» Exercise details: How many of the lines below include "page"? Give the number and no other words.

» Data records:
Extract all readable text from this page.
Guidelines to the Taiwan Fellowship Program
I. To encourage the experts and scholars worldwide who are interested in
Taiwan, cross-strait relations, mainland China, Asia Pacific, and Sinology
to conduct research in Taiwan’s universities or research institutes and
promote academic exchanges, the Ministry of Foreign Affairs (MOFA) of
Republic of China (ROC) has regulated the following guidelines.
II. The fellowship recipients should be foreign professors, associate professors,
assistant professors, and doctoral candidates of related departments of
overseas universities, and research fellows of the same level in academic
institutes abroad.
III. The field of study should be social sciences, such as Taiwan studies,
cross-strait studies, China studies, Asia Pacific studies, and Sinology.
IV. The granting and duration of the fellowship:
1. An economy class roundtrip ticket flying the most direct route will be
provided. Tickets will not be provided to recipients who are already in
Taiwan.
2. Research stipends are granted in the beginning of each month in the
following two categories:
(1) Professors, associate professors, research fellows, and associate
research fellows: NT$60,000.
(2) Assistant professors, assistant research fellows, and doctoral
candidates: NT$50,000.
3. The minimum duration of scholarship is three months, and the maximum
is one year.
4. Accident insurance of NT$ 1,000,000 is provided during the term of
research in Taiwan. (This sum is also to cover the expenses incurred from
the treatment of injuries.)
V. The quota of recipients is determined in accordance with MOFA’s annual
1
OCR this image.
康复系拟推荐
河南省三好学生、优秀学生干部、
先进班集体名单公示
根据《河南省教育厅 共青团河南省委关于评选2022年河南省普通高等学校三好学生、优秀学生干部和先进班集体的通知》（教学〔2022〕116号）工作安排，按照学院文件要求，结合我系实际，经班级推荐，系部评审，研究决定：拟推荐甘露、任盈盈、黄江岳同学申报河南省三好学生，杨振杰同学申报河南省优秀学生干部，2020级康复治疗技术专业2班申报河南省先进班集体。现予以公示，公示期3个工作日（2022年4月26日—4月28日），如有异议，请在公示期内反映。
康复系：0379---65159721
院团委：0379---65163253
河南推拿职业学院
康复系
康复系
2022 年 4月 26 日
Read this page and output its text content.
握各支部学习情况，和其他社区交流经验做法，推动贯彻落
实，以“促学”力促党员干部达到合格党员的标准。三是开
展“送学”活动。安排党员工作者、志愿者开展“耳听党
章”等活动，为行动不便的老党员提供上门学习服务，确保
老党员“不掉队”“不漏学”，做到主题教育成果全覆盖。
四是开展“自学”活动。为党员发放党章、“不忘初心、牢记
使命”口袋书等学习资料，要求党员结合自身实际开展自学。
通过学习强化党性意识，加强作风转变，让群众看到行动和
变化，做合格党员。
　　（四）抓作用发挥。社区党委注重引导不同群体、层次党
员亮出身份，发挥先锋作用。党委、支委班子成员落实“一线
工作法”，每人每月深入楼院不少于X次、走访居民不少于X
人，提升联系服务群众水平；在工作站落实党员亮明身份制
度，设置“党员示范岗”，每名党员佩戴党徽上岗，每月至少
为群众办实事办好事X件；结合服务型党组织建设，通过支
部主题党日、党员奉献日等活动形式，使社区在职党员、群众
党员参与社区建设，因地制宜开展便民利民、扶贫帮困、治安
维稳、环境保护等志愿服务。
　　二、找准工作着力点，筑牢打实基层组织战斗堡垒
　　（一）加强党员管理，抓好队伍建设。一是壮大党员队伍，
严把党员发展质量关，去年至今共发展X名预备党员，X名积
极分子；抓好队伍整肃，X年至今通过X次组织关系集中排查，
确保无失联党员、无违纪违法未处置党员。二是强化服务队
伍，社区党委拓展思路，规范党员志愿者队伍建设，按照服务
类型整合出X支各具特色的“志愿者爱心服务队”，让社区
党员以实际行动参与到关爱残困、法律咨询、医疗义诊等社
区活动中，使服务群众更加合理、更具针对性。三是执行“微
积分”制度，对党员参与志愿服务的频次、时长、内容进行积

» Reply to the task: 2